Stored data
== == ==
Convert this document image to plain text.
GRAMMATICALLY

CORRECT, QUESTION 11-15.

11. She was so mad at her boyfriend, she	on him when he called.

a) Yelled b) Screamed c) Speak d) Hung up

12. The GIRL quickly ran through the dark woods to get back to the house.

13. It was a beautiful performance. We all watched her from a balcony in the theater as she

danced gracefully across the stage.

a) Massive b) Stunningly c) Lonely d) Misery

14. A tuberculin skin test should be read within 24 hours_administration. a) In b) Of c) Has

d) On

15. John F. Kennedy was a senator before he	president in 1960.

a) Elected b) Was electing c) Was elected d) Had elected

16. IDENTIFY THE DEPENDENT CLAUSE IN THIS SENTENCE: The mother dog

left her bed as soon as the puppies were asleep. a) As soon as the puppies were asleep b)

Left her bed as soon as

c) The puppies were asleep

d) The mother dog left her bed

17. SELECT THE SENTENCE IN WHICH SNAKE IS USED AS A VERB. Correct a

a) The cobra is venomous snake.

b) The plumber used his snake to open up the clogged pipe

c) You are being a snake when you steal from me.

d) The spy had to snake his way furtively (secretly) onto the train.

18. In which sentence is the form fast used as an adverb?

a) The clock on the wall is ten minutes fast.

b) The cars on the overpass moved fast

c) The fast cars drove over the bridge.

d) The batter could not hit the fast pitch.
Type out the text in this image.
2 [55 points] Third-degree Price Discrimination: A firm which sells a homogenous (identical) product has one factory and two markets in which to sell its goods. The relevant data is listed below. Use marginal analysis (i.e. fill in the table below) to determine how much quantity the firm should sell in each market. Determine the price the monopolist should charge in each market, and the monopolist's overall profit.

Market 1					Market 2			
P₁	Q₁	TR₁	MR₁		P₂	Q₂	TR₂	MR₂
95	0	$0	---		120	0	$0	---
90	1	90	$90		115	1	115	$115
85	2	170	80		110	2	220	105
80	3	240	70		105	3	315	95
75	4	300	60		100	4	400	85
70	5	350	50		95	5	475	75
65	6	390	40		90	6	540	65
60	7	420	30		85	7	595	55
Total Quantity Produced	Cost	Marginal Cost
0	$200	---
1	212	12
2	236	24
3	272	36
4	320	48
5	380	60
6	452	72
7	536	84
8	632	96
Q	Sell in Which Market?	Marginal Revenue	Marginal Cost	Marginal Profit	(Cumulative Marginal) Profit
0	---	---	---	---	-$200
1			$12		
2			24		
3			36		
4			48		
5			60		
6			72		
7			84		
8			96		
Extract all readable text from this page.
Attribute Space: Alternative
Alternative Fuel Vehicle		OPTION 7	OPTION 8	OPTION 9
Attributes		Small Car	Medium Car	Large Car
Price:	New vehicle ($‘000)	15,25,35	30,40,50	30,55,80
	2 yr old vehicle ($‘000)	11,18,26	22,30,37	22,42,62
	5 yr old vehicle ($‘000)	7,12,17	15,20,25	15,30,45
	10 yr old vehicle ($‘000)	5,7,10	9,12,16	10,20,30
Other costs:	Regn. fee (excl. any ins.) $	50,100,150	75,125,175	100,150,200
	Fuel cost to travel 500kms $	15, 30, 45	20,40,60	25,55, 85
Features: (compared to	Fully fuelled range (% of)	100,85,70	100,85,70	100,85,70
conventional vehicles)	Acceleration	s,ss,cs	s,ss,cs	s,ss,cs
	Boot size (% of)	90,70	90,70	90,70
== == ==
Search the data for the string "when". List each line that has it.

11. She was so mad at her boyfriend, she	on him when he called.
c) You are being a snake when you steal from me.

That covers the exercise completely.